* YOUR TASK
Could each record be restated word for word?

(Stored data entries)
§

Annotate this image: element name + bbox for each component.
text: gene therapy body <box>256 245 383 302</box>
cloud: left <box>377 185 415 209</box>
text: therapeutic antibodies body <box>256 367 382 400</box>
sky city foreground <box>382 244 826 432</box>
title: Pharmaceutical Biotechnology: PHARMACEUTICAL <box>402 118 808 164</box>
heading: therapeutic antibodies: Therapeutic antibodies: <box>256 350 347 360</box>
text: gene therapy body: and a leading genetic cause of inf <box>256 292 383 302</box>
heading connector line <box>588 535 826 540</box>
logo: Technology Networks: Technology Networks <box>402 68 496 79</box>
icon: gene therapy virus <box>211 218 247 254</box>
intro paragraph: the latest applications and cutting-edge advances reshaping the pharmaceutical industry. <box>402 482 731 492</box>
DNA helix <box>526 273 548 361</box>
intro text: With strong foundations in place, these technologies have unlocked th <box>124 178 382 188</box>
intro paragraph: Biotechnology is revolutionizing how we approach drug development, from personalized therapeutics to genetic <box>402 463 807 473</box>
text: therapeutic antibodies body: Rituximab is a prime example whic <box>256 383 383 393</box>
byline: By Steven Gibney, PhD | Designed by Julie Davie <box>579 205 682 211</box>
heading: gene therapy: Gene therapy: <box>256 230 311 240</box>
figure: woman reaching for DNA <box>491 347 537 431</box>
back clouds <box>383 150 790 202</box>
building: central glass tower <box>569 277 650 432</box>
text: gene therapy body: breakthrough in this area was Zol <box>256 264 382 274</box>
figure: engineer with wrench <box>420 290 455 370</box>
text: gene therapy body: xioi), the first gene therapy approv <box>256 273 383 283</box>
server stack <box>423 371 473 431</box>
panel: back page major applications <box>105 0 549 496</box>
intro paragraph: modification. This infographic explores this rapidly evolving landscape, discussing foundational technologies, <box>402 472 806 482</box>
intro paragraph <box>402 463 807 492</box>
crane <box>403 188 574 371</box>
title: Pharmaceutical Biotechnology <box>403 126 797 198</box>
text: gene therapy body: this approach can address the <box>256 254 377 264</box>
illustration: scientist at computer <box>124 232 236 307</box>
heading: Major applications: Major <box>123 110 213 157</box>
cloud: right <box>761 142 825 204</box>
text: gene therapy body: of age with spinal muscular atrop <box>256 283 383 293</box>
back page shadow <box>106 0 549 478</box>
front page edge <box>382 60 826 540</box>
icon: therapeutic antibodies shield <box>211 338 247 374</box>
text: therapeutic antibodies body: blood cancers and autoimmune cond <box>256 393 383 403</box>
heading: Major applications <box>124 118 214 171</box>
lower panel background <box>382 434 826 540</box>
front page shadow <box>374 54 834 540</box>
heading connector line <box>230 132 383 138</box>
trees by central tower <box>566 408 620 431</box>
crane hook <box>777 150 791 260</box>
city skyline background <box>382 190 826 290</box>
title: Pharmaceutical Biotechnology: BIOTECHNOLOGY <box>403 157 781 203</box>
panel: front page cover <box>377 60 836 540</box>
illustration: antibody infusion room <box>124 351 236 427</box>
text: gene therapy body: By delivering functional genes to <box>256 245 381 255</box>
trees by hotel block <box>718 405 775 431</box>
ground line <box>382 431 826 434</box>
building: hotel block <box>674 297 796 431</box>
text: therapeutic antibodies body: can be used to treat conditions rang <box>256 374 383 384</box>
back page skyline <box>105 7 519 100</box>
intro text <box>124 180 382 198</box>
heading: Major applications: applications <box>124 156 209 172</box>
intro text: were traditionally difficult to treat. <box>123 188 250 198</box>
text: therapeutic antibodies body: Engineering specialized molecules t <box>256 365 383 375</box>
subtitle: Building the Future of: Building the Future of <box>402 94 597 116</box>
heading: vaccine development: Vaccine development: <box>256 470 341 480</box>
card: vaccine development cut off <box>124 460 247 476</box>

§

* SOLVED EXERCISE
Annotate this image: element name + bbox for each component.
text: gene therapy body <box>256 245 383 302</box>
cloud: left <box>377 185 415 209</box>
text: therapeutic antibodies body <box>256 367 382 400</box>
sky city foreground <box>382 244 826 432</box>
title: Pharmaceutical Biotechnology: PHARMACEUTICAL <box>402 118 808 164</box>
heading: therapeutic antibodies: Therapeutic antibodies: <box>256 350 347 360</box>
text: gene therapy body: and a leading genetic cause of inf <box>256 292 383 302</box>
heading connector line <box>588 535 826 540</box>
logo: Technology Networks: Technology Networks <box>402 68 496 79</box>
icon: gene therapy virus <box>211 218 247 254</box>
intro paragraph: the latest applications and cutting-edge advances reshaping the pharmaceutical industry. <box>402 482 731 492</box>
DNA helix <box>526 273 548 361</box>
intro text: With strong foundations in place, these technologies have unlocked th <box>124 178 382 188</box>
intro paragraph: Biotechnology is revolutionizing how we approach drug development, from personalized therapeutics to genetic <box>402 463 807 473</box>
text: therapeutic antibodies body: Rituximab is a prime example whic <box>256 383 383 393</box>
byline: By Steven Gibney, PhD | Designed by Julie Davie <box>579 205 682 211</box>
heading: gene therapy: Gene therapy: <box>256 230 311 240</box>
figure: woman reaching for DNA <box>491 347 537 431</box>
back clouds <box>383 150 790 202</box>
building: central glass tower <box>569 277 650 432</box>
text: gene therapy body: breakthrough in this area was Zol <box>256 264 382 274</box>
figure: engineer with wrench <box>420 290 455 370</box>
text: gene therapy body: xioi), the first gene therapy approv <box>256 273 383 283</box>
server stack <box>423 371 473 431</box>
panel: back page major applications <box>105 0 549 496</box>
intro paragraph: modification. This infographic explores this rapidly evolving landscape, discussing foundational technologies, <box>402 472 806 482</box>
intro paragraph <box>402 463 807 492</box>
crane <box>403 188 574 371</box>
title: Pharmaceutical Biotechnology <box>403 126 797 198</box>
text: gene therapy body: this approach can address the <box>256 254 377 264</box>
illustration: scientist at computer <box>124 232 236 307</box>
heading: Major applications: Major <box>123 110 213 157</box>
cloud: right <box>761 142 825 204</box>
text: gene therapy body: of age with spinal muscular atrop <box>256 283 383 293</box>
back page shadow <box>106 0 549 478</box>
front page edge <box>382 60 826 540</box>
icon: therapeutic antibodies shield <box>211 338 247 374</box>
text: therapeutic antibodies body: blood cancers and autoimmune cond <box>256 393 383 403</box>
heading: Major applications <box>124 118 214 171</box>
lower panel background <box>382 434 826 540</box>
front page shadow <box>374 54 834 540</box>
heading connector line <box>230 132 383 138</box>
trees by central tower <box>566 408 620 431</box>
crane hook <box>777 150 791 260</box>
city skyline background <box>382 190 826 290</box>
title: Pharmaceutical Biotechnology: BIOTECHNOLOGY <box>403 157 781 203</box>
panel: front page cover <box>377 60 836 540</box>
illustration: antibody infusion room <box>124 351 236 427</box>
text: gene therapy body: By delivering functional genes to <box>256 245 381 255</box>
trees by hotel block <box>718 405 775 431</box>
ground line <box>382 431 826 434</box>
building: hotel block <box>674 297 796 431</box>
text: therapeutic antibodies body: can be used to treat conditions rang <box>256 374 383 384</box>
back page skyline <box>105 7 519 100</box>
intro text <box>124 180 382 198</box>
heading: Major applications: applications <box>124 156 209 172</box>
intro text: were traditionally difficult to treat. <box>123 188 250 198</box>
text: therapeutic antibodies body: Engineering specialized molecules t <box>256 365 383 375</box>
subtitle: Building the Future of: Building the Future of <box>402 94 597 116</box>
heading: vaccine development: Vaccine development: <box>256 470 341 480</box>
card: vaccine development cut off <box>124 460 247 476</box>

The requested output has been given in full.